**What is being asked**
Return the listing that follows, word for word.

**The input**

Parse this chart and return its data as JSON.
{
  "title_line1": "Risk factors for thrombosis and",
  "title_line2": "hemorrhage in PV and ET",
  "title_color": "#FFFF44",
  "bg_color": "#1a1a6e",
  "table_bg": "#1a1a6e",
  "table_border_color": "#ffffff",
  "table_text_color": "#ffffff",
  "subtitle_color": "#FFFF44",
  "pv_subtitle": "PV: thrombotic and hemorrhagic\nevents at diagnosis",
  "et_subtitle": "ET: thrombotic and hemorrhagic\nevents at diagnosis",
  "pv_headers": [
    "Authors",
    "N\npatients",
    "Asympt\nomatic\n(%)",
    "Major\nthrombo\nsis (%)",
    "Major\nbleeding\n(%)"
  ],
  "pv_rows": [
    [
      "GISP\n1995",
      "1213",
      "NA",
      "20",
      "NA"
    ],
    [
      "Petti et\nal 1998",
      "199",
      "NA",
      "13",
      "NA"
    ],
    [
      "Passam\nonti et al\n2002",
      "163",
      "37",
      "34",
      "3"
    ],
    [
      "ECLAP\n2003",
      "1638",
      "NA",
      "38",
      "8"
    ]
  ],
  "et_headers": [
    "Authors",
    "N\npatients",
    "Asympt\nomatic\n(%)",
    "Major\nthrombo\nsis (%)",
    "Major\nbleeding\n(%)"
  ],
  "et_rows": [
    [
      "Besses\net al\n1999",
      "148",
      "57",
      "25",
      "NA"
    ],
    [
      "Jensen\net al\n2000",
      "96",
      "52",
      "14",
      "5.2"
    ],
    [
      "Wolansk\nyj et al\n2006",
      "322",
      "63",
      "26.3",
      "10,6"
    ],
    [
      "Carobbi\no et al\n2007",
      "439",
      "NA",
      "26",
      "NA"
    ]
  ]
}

**Task response**
Parse this chart and return its data as JSON.
{
  "title_line1": "Risk factors for thrombosis and",
  "title_line2": "hemorrhage in PV and ET",
  "title_color": "#FFFF44",
  "bg_color": "#1a1a6e",
  "table_bg": "#1a1a6e",
  "table_border_color": "#ffffff",
  "table_text_color": "#ffffff",
  "subtitle_color": "#FFFF44",
  "pv_subtitle": "PV: thrombotic and hemorrhagic\nevents at diagnosis",
  "et_subtitle": "ET: thrombotic and hemorrhagic\nevents at diagnosis",
  "pv_headers": [
    "Authors",
    "N\npatients",
    "Asympt\nomatic\n(%)",
    "Major\nthrombo\nsis (%)",
    "Major\nbleeding\n(%)"
  ],
  "pv_rows": [
    [
      "GISP\n1995",
      "1213",
      "NA",
      "20",
      "NA"
    ],
    [
      "Petti et\nal 1998",
      "199",
      "NA",
      "13",
      "NA"
    ],
    [
      "Passam\nonti et al\n2002",
      "163",
      "37",
      "34",
      "3"
    ],
    [
      "ECLAP\n2003",
      "1638",
      "NA",
      "38",
      "8"
    ]
  ],
  "et_headers": [
    "Authors",
    "N\npatients",
    "Asympt\nomatic\n(%)",
    "Major\nthrombo\nsis (%)",
    "Major\nbleeding\n(%)"
  ],
  "et_rows": [
    [
      "Besses\net al\n1999",
      "148",
      "57",
      "25",
      "NA"
    ],
    [
      "Jensen\net al\n2000",
      "96",
      "52",
      "14",
      "5.2"
    ],
    [
      "Wolansk\nyj et al\n2006",
      "322",
      "63",
      "26.3",
      "10,6"
    ],
    [
      "Carobbi\no et al\n2007",
      "439",
      "NA",
      "26",
      "NA"
    ]
  ]
}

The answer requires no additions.